Set problem
Tally the lines containing "только" and report the number alone.
--- --- ---
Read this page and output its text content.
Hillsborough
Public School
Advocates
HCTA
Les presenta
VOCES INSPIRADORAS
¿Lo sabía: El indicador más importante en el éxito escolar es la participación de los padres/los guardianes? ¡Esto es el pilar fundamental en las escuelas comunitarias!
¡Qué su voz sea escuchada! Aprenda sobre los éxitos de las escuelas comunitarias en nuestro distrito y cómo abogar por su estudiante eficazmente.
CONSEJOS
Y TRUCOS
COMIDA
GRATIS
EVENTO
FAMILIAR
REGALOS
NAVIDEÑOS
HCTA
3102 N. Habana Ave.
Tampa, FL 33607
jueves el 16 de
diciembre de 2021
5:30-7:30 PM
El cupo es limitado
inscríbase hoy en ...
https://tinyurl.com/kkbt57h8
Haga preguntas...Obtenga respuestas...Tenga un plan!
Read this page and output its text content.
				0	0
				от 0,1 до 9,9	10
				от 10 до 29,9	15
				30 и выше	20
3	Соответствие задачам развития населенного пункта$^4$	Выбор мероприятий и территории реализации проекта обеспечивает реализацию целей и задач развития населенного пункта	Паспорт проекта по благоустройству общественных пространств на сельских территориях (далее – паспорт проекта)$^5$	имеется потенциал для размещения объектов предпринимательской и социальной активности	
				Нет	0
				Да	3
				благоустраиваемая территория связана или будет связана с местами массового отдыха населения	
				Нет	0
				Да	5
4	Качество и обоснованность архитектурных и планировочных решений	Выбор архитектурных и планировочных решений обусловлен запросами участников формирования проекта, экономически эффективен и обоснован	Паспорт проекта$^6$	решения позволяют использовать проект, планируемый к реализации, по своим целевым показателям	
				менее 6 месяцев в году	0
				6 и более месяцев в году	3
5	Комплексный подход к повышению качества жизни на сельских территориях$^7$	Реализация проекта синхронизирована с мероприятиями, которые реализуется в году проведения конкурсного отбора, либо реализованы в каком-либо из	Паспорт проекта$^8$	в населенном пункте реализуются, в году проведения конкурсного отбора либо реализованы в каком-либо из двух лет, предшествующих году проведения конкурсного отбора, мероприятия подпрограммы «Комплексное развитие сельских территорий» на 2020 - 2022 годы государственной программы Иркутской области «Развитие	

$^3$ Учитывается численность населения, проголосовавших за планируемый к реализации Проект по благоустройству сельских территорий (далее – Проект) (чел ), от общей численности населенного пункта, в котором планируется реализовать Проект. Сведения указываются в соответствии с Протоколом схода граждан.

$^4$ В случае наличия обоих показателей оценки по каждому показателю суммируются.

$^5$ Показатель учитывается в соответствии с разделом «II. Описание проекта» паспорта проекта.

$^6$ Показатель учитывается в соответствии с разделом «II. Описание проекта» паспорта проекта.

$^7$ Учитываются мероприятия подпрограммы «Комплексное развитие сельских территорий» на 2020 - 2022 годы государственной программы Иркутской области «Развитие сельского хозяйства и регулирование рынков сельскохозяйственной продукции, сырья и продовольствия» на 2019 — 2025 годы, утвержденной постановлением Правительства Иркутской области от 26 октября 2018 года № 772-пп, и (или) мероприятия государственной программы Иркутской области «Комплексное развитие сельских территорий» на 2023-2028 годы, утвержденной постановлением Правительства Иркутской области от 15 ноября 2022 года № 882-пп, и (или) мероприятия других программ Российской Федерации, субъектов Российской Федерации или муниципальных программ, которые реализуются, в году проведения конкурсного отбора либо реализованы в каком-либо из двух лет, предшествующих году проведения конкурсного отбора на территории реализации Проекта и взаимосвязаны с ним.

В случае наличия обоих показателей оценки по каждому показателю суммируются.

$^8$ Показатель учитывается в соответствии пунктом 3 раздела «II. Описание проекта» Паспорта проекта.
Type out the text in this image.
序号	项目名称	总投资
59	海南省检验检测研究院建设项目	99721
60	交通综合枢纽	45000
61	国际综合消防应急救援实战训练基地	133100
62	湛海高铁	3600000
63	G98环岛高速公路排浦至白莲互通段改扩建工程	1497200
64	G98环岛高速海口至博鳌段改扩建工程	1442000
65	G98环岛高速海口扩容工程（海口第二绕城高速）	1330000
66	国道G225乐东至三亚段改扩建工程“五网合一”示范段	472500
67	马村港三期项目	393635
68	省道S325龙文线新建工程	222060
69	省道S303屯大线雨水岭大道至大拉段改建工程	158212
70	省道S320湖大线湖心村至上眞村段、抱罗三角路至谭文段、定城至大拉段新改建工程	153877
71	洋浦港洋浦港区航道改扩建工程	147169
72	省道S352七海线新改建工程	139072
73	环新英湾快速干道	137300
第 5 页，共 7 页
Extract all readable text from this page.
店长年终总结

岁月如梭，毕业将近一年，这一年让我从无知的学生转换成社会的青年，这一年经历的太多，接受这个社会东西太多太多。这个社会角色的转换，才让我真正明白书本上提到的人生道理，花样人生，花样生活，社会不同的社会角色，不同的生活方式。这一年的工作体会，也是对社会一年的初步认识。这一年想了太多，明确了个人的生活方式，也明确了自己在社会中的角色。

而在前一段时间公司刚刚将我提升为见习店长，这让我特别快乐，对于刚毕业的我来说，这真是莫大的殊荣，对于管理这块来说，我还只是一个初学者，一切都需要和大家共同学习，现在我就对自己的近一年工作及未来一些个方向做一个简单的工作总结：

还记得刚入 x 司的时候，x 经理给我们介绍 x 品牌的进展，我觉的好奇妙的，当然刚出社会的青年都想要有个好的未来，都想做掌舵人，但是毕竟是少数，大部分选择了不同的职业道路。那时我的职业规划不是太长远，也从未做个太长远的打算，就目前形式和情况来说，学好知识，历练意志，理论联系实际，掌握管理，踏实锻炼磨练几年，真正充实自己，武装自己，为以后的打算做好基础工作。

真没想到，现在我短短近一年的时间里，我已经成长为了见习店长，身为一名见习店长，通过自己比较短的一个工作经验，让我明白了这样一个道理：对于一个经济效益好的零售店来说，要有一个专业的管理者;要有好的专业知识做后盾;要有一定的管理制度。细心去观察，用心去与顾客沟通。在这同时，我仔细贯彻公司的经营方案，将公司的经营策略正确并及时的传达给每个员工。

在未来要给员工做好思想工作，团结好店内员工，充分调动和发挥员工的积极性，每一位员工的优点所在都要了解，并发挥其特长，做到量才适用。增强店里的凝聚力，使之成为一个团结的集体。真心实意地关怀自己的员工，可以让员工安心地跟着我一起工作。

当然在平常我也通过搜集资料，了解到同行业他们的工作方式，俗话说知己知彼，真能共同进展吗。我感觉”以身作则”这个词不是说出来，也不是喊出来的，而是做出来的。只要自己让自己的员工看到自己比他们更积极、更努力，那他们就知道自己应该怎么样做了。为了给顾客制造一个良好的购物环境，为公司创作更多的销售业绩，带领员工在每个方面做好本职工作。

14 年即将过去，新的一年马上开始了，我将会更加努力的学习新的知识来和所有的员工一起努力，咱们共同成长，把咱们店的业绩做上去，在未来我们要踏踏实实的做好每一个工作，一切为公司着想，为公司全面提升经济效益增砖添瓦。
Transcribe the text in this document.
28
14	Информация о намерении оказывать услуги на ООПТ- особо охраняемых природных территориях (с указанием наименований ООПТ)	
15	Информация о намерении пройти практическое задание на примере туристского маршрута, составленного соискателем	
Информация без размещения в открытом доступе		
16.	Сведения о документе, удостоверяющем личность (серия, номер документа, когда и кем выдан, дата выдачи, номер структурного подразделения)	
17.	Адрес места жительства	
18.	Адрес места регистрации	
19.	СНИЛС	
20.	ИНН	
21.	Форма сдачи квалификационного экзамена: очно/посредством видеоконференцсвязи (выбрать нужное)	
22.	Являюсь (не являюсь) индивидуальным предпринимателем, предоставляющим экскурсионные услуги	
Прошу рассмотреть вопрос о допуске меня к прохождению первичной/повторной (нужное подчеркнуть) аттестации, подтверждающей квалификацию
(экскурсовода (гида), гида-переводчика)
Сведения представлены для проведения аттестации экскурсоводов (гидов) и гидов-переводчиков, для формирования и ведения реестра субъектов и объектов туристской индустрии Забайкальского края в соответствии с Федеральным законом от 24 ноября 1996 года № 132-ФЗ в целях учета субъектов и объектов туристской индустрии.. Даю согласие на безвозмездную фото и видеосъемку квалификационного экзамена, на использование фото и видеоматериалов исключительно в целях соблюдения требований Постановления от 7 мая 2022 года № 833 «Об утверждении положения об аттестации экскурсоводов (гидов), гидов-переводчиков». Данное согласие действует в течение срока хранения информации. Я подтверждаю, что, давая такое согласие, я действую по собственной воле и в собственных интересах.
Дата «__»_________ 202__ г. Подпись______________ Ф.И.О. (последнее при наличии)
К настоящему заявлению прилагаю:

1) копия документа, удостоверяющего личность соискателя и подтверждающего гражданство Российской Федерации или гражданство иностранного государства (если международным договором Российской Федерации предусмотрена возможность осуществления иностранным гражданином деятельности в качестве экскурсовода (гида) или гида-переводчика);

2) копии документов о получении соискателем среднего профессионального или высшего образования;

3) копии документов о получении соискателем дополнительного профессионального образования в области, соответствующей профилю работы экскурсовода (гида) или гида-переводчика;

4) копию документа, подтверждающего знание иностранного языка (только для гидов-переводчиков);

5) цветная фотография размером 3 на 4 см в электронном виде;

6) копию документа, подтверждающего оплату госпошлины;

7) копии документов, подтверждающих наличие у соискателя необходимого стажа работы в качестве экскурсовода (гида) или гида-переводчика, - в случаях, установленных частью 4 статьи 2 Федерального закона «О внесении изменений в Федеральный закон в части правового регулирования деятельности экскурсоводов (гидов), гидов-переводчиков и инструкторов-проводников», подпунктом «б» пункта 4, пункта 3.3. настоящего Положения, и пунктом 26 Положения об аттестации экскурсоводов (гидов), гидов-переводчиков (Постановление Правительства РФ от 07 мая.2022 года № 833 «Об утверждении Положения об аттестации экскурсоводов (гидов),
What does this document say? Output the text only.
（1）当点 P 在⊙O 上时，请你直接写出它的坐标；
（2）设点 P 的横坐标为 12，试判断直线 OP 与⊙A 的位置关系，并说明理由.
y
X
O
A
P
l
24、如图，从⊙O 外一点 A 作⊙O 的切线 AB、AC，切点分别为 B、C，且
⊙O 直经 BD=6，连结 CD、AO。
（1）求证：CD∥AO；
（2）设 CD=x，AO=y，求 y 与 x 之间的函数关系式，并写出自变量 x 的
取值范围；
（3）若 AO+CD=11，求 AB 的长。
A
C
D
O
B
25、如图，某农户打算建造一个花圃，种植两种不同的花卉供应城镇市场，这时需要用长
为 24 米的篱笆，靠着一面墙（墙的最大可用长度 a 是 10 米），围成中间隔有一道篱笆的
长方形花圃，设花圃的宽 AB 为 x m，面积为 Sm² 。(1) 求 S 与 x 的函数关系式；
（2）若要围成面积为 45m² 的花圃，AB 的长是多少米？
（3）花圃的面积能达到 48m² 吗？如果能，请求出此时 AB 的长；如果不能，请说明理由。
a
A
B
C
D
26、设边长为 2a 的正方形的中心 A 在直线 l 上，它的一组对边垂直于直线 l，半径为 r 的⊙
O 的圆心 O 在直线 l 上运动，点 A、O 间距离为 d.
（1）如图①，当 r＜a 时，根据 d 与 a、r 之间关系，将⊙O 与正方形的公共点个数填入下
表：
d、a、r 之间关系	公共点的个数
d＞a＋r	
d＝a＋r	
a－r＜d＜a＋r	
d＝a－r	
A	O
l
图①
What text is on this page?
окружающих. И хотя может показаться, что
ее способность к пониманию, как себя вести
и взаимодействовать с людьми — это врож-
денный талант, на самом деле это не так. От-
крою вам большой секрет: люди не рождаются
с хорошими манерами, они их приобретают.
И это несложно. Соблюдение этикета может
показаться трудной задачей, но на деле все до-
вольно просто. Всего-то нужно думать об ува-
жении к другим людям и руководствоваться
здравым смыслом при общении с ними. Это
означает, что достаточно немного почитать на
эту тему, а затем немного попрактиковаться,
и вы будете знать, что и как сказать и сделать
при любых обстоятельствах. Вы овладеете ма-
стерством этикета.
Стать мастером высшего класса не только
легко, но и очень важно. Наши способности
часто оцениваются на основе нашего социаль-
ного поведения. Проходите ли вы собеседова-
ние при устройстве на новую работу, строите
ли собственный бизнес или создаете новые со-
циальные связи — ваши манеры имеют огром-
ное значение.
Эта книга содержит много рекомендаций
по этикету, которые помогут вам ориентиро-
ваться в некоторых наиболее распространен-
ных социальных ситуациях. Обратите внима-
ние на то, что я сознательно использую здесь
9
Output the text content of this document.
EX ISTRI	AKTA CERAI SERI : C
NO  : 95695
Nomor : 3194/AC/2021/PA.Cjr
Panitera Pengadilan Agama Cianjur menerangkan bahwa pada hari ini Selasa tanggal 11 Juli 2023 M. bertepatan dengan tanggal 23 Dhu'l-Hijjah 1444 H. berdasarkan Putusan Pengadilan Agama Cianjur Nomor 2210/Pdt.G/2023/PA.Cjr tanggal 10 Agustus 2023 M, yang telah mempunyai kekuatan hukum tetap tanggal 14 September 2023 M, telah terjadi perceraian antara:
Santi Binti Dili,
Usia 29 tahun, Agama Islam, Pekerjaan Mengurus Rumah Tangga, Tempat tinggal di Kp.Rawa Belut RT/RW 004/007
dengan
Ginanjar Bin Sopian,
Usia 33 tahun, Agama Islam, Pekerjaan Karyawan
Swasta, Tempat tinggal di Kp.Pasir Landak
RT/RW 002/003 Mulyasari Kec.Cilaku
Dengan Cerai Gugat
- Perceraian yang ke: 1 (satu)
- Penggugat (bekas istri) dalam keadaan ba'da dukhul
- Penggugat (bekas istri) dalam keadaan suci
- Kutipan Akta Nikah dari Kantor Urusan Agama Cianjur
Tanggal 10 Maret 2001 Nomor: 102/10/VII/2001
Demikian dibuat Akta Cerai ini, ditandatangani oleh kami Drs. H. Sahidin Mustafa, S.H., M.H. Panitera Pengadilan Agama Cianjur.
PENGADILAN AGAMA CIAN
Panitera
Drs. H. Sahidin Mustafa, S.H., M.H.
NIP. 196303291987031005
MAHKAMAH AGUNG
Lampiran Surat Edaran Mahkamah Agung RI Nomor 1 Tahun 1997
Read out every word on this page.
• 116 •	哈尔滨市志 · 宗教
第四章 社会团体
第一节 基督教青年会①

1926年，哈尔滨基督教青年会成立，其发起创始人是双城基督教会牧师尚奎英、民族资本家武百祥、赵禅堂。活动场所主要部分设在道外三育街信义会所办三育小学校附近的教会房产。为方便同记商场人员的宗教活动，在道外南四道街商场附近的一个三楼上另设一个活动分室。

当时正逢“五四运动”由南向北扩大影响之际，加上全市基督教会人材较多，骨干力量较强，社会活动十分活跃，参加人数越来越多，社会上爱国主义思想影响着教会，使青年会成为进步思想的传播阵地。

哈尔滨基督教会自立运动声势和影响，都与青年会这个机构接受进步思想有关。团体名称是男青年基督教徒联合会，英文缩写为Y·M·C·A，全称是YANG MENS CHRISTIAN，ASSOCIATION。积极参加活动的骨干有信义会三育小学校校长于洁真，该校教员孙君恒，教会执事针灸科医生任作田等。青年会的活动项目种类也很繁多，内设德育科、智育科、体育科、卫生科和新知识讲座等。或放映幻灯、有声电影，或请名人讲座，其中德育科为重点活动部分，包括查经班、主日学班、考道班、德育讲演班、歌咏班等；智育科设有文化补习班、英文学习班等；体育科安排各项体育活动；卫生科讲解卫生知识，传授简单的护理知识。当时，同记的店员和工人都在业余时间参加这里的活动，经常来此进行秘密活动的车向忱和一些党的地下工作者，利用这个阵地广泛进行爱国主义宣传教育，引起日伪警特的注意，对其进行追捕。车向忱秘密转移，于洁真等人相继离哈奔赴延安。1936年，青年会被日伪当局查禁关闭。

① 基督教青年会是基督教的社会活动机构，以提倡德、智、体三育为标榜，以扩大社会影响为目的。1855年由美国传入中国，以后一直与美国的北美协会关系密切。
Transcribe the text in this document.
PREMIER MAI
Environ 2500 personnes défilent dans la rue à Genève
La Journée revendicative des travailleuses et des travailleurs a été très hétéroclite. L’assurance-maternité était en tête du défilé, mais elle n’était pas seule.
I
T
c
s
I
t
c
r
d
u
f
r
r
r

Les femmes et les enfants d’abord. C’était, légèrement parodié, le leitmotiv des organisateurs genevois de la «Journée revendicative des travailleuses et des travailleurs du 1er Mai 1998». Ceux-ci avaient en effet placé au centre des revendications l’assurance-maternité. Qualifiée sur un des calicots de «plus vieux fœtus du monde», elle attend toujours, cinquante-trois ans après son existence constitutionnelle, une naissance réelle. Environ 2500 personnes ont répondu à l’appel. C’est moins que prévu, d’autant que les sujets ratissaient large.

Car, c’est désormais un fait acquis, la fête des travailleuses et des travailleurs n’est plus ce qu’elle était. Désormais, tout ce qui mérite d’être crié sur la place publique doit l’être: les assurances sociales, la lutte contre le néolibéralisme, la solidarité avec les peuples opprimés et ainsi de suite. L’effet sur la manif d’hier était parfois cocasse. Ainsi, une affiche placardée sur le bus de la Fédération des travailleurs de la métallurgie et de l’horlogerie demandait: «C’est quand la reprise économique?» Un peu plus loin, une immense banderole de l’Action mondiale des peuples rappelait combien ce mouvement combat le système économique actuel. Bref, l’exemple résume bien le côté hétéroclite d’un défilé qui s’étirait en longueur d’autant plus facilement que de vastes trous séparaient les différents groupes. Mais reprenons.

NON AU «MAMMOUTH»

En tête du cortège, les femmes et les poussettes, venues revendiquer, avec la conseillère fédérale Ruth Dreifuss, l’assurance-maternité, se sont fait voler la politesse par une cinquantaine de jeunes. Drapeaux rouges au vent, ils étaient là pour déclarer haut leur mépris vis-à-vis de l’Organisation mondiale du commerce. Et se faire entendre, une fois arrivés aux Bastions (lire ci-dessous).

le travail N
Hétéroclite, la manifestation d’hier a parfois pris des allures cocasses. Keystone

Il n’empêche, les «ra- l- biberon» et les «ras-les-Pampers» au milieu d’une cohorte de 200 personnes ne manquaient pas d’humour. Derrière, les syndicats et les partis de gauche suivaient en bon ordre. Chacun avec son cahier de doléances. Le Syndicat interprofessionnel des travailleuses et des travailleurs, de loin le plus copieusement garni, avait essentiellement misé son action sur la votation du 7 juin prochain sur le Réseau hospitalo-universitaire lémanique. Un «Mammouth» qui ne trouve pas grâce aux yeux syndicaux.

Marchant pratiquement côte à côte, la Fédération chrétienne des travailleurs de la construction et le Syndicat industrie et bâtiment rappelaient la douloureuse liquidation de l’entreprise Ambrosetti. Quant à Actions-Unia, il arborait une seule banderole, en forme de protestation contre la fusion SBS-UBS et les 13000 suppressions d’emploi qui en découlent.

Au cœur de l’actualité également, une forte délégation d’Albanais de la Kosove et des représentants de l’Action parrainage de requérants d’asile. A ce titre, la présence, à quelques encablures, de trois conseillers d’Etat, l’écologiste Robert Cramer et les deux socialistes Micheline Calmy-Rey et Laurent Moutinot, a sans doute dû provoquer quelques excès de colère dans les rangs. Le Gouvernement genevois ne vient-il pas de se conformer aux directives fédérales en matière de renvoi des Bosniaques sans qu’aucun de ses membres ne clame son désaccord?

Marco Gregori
--- --- ---
Full output
2